PROBLEM >>
Print the records again, character for character.

··········

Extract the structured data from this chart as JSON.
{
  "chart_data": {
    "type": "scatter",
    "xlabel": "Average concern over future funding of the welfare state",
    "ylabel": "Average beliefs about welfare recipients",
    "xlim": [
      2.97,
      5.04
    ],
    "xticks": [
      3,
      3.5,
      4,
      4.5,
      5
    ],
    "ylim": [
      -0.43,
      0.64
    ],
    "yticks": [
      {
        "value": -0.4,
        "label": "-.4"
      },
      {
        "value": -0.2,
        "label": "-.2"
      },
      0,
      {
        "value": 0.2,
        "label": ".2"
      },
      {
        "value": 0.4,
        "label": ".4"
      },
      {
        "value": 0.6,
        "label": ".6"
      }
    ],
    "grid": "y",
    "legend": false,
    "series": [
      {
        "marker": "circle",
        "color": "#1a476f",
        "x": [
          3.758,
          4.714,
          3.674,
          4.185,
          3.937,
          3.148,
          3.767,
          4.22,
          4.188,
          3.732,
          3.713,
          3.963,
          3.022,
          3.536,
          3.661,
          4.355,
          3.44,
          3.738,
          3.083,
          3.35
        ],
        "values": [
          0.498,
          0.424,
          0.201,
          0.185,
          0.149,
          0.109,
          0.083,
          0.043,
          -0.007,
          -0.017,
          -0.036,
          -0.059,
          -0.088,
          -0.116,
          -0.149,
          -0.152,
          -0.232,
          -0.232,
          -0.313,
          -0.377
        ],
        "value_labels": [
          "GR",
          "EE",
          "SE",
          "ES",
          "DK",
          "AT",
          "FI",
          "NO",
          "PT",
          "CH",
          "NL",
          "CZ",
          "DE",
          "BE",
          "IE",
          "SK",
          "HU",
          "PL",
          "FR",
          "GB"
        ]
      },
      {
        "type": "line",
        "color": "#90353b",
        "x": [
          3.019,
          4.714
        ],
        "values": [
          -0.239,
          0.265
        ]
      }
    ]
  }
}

··········

WRITTEN ANSWER >>
Extract the structured data from this chart as JSON.
{
  "chart_data": {
    "type": "scatter",
    "xlabel": "Average concern over future funding of the welfare state",
    "ylabel": "Average beliefs about welfare recipients",
    "xlim": [
      2.97,
      5.04
    ],
    "xticks": [
      3,
      3.5,
      4,
      4.5,
      5
    ],
    "ylim": [
      -0.43,
      0.64
    ],
    "yticks": [
      {
        "value": -0.4,
        "label": "-.4"
      },
      {
        "value": -0.2,
        "label": "-.2"
      },
      0,
      {
        "value": 0.2,
        "label": ".2"
      },
      {
        "value": 0.4,
        "label": ".4"
      },
      {
        "value": 0.6,
        "label": ".6"
      }
    ],
    "grid": "y",
    "legend": false,
    "series": [
      {
        "marker": "circle",
        "color": "#1a476f",
        "x": [
          3.758,
          4.714,
          3.674,
          4.185,
          3.937,
          3.148,
          3.767,
          4.22,
          4.188,
          3.732,
          3.713,
          3.963,
          3.022,
          3.536,
          3.661,
          4.355,
          3.44,
          3.738,
          3.083,
          3.35
        ],
        "values": [
          0.498,
          0.424,
          0.201,
          0.185,
          0.149,
          0.109,
          0.083,
          0.043,
          -0.007,
          -0.017,
          -0.036,
          -0.059,
          -0.088,
          -0.116,
          -0.149,
          -0.152,
          -0.232,
          -0.232,
          -0.313,
          -0.377
        ],
        "value_labels": [
          "GR",
          "EE",
          "SE",
          "ES",
          "DK",
          "AT",
          "FI",
          "NO",
          "PT",
          "CH",
          "NL",
          "CZ",
          "DE",
          "BE",
          "IE",
          "SK",
          "HU",
          "PL",
          "FR",
          "GB"
        ]
      },
      {
        "type": "line",
        "color": "#90353b",
        "x": [
          3.019,
          4.714
        ],
        "values": [
          -0.239,
          0.265
        ]
      }
    ]
  }
}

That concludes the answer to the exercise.